* **Set problem**: Nothing should be left out: output all of the entries exactly.

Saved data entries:

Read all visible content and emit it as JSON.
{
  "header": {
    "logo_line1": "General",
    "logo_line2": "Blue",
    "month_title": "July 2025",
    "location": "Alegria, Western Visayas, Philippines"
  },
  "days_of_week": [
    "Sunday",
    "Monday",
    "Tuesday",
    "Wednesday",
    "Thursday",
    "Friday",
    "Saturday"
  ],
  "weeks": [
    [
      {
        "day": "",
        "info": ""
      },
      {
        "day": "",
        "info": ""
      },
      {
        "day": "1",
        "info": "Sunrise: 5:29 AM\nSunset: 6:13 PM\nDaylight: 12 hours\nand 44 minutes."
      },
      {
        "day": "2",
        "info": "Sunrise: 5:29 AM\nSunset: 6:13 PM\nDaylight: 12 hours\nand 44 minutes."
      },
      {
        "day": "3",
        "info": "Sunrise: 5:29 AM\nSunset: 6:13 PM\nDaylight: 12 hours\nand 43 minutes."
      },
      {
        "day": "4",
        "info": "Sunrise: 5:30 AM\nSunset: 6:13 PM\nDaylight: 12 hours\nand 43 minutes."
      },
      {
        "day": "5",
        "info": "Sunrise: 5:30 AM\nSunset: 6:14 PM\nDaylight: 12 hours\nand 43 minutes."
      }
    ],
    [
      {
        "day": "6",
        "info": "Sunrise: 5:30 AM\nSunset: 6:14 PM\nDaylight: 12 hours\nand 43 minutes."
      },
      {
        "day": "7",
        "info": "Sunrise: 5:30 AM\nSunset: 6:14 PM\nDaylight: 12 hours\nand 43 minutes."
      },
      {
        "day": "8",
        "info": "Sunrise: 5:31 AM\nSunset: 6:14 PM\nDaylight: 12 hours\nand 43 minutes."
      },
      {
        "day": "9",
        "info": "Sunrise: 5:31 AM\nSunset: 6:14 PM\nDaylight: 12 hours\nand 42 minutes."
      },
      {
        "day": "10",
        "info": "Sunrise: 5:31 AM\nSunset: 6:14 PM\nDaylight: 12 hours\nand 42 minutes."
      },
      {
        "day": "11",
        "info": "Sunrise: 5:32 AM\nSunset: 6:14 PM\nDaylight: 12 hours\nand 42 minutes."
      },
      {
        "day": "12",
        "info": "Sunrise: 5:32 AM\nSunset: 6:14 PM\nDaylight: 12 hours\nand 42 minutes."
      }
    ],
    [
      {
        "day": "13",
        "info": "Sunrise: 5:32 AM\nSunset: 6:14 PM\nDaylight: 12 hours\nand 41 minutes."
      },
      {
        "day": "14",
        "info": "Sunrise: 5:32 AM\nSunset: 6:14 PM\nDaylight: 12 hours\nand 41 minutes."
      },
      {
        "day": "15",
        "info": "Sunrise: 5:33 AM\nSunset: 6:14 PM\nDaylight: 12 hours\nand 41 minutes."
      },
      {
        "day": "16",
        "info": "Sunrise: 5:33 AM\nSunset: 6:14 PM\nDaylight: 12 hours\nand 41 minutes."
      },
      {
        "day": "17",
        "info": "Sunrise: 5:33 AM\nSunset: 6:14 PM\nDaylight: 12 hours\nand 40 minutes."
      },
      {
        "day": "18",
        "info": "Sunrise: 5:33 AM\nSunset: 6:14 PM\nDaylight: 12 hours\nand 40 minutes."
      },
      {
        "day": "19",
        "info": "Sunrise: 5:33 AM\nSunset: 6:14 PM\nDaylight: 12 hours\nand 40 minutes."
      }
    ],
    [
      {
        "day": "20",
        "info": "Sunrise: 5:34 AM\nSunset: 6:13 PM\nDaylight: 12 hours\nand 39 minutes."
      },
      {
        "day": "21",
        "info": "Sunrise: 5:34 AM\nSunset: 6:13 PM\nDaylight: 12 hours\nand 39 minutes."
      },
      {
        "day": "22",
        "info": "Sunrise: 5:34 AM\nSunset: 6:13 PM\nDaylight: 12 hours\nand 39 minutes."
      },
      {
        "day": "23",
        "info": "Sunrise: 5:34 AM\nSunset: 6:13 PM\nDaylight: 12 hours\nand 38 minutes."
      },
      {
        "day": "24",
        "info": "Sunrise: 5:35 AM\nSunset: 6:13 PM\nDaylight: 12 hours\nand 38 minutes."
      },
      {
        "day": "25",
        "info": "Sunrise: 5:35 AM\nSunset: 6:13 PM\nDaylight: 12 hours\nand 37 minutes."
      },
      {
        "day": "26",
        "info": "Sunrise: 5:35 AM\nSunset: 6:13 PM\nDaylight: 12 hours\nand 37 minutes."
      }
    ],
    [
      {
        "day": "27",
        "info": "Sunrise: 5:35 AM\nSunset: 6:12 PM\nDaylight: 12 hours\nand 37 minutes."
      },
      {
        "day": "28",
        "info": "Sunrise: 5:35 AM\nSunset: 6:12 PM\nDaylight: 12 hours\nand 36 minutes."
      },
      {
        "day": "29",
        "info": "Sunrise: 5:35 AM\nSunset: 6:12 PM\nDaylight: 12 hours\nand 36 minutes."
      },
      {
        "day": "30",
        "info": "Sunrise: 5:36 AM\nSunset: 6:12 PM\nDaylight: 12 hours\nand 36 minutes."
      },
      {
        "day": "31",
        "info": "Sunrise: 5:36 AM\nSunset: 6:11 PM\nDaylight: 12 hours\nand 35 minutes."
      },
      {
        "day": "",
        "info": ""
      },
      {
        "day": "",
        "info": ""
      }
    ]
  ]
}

* **Solution to this exercise**:
Read all visible content and emit it as JSON.
{
  "header": {
    "logo_line1": "General",
    "logo_line2": "Blue",
    "month_title": "July 2025",
    "location": "Alegria, Western Visayas, Philippines"
  },
  "days_of_week": [
    "Sunday",
    "Monday",
    "Tuesday",
    "Wednesday",
    "Thursday",
    "Friday",
    "Saturday"
  ],
  "weeks": [
    [
      {
        "day": "",
        "info": ""
      },
      {
        "day": "",
        "info": ""
      },
      {
        "day": "1",
        "info": "Sunrise: 5:29 AM\nSunset: 6:13 PM\nDaylight: 12 hours\nand 44 minutes."
      },
      {
        "day": "2",
        "info": "Sunrise: 5:29 AM\nSunset: 6:13 PM\nDaylight: 12 hours\nand 44 minutes."
      },
      {
        "day": "3",
        "info": "Sunrise: 5:29 AM\nSunset: 6:13 PM\nDaylight: 12 hours\nand 43 minutes."
      },
      {
        "day": "4",
        "info": "Sunrise: 5:30 AM\nSunset: 6:13 PM\nDaylight: 12 hours\nand 43 minutes."
      },
      {
        "day": "5",
        "info": "Sunrise: 5:30 AM\nSunset: 6:14 PM\nDaylight: 12 hours\nand 43 minutes."
      }
    ],
    [
      {
        "day": "6",
        "info": "Sunrise: 5:30 AM\nSunset: 6:14 PM\nDaylight: 12 hours\nand 43 minutes."
      },
      {
        "day": "7",
        "info": "Sunrise: 5:30 AM\nSunset: 6:14 PM\nDaylight: 12 hours\nand 43 minutes."
      },
      {
        "day": "8",
        "info": "Sunrise: 5:31 AM\nSunset: 6:14 PM\nDaylight: 12 hours\nand 43 minutes."
      },
      {
        "day": "9",
        "info": "Sunrise: 5:31 AM\nSunset: 6:14 PM\nDaylight: 12 hours\nand 42 minutes."
      },
      {
        "day": "10",
        "info": "Sunrise: 5:31 AM\nSunset: 6:14 PM\nDaylight: 12 hours\nand 42 minutes."
      },
      {
        "day": "11",
        "info": "Sunrise: 5:32 AM\nSunset: 6:14 PM\nDaylight: 12 hours\nand 42 minutes."
      },
      {
        "day": "12",
        "info": "Sunrise: 5:32 AM\nSunset: 6:14 PM\nDaylight: 12 hours\nand 42 minutes."
      }
    ],
    [
      {
        "day": "13",
        "info": "Sunrise: 5:32 AM\nSunset: 6:14 PM\nDaylight: 12 hours\nand 41 minutes."
      },
      {
        "day": "14",
        "info": "Sunrise: 5:32 AM\nSunset: 6:14 PM\nDaylight: 12 hours\nand 41 minutes."
      },
      {
        "day": "15",
        "info": "Sunrise: 5:33 AM\nSunset: 6:14 PM\nDaylight: 12 hours\nand 41 minutes."
      },
      {
        "day": "16",
        "info": "Sunrise: 5:33 AM\nSunset: 6:14 PM\nDaylight: 12 hours\nand 41 minutes."
      },
      {
        "day": "17",
        "info": "Sunrise: 5:33 AM\nSunset: 6:14 PM\nDaylight: 12 hours\nand 40 minutes."
      },
      {
        "day": "18",
        "info": "Sunrise: 5:33 AM\nSunset: 6:14 PM\nDaylight: 12 hours\nand 40 minutes."
      },
      {
        "day": "19",
        "info": "Sunrise: 5:33 AM\nSunset: 6:14 PM\nDaylight: 12 hours\nand 40 minutes."
      }
    ],
    [
      {
        "day": "20",
        "info": "Sunrise: 5:34 AM\nSunset: 6:13 PM\nDaylight: 12 hours\nand 39 minutes."
      },
      {
        "day": "21",
        "info": "Sunrise: 5:34 AM\nSunset: 6:13 PM\nDaylight: 12 hours\nand 39 minutes."
      },
      {
        "day": "22",
        "info": "Sunrise: 5:34 AM\nSunset: 6:13 PM\nDaylight: 12 hours\nand 39 minutes."
      },
      {
        "day": "23",
        "info": "Sunrise: 5:34 AM\nSunset: 6:13 PM\nDaylight: 12 hours\nand 38 minutes."
      },
      {
        "day": "24",
        "info": "Sunrise: 5:35 AM\nSunset: 6:13 PM\nDaylight: 12 hours\nand 38 minutes."
      },
      {
        "day": "25",
        "info": "Sunrise: 5:35 AM\nSunset: 6:13 PM\nDaylight: 12 hours\nand 37 minutes."
      },
      {
        "day": "26",
        "info": "Sunrise: 5:35 AM\nSunset: 6:13 PM\nDaylight: 12 hours\nand 37 minutes."
      }
    ],
    [
      {
        "day": "27",
        "info": "Sunrise: 5:35 AM\nSunset: 6:12 PM\nDaylight: 12 hours\nand 37 minutes."
      },
      {
        "day": "28",
        "info": "Sunrise: 5:35 AM\nSunset: 6:12 PM\nDaylight: 12 hours\nand 36 minutes."
      },
      {
        "day": "29",
        "info": "Sunrise: 5:35 AM\nSunset: 6:12 PM\nDaylight: 12 hours\nand 36 minutes."
      },
      {
        "day": "30",
        "info": "Sunrise: 5:36 AM\nSunset: 6:12 PM\nDaylight: 12 hours\nand 36 minutes."
      },
      {
        "day": "31",
        "info": "Sunrise: 5:36 AM\nSunset: 6:11 PM\nDaylight: 12 hours\nand 35 minutes."
      },
      {
        "day": "",
        "info": ""
      },
      {
        "day": "",
        "info": ""
      }
    ]
  ]
}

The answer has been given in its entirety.